## [Work required]
Gather, from the data below, each line in which the word "INNOVATION" occurs.

## [Data extract]
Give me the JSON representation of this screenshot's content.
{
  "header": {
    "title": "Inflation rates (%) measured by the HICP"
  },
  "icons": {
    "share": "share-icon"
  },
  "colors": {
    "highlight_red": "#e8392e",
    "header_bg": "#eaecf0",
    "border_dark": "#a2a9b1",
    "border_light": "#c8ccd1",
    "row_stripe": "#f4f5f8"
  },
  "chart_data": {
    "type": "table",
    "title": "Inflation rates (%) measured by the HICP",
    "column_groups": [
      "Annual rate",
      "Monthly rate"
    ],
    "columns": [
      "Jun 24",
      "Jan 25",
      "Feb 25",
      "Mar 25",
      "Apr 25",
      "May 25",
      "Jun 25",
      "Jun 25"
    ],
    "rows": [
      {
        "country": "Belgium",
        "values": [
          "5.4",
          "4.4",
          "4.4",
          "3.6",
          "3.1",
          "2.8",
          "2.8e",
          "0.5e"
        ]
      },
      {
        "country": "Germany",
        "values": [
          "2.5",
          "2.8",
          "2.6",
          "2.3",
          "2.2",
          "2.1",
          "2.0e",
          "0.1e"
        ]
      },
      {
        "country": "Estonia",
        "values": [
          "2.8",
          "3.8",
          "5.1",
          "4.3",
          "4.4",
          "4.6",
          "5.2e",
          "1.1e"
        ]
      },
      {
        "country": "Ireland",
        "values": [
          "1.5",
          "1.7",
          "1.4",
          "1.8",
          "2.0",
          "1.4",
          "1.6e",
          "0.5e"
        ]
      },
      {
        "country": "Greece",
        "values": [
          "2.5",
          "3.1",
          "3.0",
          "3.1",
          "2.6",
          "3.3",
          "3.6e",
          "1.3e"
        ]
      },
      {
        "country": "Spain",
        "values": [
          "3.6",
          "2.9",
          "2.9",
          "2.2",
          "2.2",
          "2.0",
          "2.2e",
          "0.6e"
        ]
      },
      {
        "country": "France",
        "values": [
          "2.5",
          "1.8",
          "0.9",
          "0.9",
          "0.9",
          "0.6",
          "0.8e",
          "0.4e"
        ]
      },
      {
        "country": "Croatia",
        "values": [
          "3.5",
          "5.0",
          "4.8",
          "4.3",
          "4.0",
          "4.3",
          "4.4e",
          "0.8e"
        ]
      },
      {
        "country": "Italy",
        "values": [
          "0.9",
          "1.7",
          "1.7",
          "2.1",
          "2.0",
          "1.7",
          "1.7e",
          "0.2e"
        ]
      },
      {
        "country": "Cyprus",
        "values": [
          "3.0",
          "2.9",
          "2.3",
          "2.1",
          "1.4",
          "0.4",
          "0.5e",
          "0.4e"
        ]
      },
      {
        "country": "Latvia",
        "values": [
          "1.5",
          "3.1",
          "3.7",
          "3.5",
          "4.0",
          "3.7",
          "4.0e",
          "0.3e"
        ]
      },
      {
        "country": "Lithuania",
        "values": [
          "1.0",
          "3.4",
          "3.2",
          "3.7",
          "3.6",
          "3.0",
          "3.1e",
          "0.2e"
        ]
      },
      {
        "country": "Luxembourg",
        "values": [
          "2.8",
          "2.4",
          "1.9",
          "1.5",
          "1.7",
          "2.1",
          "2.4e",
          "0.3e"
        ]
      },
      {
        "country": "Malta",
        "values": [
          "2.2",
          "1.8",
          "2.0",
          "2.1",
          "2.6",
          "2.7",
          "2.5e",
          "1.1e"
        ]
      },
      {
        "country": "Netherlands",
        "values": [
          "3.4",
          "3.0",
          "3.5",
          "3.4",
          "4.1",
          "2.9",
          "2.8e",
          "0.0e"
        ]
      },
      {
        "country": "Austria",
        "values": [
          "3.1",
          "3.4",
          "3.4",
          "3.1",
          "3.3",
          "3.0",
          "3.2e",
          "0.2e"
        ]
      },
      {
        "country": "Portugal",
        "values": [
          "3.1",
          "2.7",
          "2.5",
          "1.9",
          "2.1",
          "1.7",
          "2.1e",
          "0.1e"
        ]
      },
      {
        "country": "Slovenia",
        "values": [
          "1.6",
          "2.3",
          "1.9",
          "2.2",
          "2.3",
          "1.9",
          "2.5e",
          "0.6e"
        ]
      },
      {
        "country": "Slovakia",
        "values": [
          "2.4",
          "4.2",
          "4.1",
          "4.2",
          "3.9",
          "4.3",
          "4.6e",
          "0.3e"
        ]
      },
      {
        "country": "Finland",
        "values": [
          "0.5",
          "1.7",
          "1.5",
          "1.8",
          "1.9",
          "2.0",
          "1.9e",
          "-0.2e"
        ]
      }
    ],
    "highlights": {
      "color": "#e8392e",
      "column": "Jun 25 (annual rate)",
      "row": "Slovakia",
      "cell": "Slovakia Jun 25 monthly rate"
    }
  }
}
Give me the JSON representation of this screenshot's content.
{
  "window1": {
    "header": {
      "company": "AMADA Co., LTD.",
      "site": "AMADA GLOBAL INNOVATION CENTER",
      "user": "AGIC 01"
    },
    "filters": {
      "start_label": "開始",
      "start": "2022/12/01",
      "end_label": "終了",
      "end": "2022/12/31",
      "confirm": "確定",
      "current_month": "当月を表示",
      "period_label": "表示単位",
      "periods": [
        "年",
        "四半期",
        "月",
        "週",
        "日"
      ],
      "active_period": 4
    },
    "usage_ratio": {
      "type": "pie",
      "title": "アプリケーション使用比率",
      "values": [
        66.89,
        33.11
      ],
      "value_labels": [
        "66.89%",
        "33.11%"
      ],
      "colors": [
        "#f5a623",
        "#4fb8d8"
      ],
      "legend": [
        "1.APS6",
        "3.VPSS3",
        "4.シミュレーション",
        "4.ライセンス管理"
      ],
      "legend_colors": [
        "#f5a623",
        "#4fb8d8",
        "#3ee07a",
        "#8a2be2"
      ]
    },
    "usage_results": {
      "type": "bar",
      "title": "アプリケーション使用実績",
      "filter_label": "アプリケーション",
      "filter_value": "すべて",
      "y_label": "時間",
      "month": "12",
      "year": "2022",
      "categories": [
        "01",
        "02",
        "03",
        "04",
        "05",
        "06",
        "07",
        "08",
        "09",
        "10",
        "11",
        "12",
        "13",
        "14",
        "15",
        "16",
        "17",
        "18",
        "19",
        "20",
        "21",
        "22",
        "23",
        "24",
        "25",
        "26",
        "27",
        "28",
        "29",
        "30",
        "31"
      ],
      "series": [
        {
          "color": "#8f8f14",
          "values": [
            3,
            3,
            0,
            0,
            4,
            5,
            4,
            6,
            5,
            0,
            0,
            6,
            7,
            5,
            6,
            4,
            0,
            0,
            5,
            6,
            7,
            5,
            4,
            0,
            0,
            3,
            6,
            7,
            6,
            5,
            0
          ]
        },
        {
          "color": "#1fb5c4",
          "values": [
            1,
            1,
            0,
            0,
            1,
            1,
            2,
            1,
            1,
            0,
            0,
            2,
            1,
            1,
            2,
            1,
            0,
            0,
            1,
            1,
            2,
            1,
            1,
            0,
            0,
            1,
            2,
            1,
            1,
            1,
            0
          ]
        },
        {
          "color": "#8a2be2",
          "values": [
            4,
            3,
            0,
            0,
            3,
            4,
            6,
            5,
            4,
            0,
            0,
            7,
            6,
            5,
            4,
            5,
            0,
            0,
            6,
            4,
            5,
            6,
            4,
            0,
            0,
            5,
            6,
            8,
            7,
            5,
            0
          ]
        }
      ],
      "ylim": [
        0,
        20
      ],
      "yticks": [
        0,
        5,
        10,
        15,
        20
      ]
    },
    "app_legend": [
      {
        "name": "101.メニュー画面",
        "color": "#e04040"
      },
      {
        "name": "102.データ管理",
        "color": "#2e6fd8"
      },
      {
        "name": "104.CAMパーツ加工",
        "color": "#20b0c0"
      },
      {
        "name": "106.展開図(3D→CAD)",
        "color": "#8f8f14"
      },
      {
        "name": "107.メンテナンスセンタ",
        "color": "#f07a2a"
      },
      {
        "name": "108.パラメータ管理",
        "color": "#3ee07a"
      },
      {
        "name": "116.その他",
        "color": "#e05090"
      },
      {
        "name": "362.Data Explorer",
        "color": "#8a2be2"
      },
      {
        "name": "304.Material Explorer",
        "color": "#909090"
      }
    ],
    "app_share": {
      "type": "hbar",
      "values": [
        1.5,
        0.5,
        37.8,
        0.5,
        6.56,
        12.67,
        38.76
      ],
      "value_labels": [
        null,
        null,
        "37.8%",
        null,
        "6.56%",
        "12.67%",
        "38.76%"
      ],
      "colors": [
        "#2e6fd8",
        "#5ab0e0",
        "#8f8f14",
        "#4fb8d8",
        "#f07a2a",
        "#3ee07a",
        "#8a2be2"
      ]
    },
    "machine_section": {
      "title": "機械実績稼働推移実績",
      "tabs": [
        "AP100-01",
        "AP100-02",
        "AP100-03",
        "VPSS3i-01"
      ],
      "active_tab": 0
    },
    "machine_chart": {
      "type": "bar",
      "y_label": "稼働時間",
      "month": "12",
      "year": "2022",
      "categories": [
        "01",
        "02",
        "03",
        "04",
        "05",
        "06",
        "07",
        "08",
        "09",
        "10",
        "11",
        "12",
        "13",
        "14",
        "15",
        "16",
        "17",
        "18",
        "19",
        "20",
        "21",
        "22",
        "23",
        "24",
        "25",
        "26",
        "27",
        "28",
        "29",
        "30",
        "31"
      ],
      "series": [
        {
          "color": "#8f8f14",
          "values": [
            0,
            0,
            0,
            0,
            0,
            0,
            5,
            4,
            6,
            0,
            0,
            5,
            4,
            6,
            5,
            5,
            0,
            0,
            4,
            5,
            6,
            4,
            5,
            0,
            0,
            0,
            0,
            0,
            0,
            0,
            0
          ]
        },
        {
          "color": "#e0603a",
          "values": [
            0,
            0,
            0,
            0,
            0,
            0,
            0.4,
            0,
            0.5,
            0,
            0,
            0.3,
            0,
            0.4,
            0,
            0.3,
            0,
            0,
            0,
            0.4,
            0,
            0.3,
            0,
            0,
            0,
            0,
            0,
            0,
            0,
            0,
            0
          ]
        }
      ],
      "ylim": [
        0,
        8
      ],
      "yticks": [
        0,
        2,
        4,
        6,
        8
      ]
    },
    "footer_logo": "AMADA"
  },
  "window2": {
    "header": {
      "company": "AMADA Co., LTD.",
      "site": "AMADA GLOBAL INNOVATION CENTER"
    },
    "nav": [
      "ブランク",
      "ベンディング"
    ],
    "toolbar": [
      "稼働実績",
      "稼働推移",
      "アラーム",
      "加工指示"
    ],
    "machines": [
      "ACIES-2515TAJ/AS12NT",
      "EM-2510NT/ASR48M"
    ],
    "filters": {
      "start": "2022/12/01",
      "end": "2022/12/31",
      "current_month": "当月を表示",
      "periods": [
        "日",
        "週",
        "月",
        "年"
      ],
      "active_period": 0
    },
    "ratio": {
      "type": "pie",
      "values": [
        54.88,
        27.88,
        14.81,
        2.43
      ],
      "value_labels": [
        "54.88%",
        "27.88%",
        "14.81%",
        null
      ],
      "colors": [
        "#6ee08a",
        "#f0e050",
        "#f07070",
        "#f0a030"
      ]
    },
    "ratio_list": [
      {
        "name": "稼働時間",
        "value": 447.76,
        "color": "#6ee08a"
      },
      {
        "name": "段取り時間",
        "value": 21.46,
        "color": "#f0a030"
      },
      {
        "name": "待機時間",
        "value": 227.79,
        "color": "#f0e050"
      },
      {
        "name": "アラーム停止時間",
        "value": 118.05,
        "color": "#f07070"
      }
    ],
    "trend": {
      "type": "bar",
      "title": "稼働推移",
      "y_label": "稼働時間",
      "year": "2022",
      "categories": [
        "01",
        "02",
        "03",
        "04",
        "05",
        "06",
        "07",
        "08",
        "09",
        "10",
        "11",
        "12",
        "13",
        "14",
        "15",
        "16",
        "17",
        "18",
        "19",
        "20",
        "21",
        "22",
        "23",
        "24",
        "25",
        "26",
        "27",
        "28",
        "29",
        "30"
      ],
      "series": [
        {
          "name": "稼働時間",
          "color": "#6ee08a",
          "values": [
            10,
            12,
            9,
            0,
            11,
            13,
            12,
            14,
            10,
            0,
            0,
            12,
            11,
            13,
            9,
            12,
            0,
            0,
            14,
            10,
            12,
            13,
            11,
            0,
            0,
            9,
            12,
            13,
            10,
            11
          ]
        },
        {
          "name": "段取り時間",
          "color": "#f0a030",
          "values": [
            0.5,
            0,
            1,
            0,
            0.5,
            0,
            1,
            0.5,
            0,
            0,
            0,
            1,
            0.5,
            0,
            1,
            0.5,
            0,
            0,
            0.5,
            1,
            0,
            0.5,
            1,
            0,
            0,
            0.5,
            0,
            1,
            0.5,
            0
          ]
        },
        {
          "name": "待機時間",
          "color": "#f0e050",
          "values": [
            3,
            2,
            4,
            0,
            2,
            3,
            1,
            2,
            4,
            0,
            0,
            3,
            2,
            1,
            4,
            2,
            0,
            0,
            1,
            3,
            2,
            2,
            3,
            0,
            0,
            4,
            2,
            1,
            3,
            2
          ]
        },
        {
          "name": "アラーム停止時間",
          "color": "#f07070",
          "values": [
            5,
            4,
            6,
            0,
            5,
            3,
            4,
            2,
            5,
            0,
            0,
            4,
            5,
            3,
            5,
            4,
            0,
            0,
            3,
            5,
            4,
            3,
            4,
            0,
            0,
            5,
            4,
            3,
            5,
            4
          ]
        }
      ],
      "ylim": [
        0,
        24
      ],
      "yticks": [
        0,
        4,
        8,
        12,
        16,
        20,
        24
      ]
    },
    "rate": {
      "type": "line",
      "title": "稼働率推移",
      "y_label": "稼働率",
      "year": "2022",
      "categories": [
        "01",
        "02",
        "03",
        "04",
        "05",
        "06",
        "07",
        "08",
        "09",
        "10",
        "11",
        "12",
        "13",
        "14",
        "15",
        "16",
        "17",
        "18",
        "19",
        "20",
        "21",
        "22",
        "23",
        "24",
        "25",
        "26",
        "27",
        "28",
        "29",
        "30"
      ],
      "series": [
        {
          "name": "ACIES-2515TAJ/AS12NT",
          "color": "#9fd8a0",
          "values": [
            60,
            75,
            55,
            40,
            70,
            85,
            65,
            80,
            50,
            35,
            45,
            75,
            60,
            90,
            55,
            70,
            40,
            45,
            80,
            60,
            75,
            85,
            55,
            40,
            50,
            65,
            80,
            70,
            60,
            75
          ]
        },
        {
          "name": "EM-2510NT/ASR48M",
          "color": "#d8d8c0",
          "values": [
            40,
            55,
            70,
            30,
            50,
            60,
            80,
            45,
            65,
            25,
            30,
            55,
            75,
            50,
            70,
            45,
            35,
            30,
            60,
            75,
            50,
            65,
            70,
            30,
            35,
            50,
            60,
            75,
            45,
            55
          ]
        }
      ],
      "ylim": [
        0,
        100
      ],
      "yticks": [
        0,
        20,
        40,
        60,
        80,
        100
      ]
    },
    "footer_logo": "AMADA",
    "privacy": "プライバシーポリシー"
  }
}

## [Exercise response]
      "site": "AMADA GLOBAL INNOVATION CENTER",
      "site": "AMADA GLOBAL INNOVATION CENTER"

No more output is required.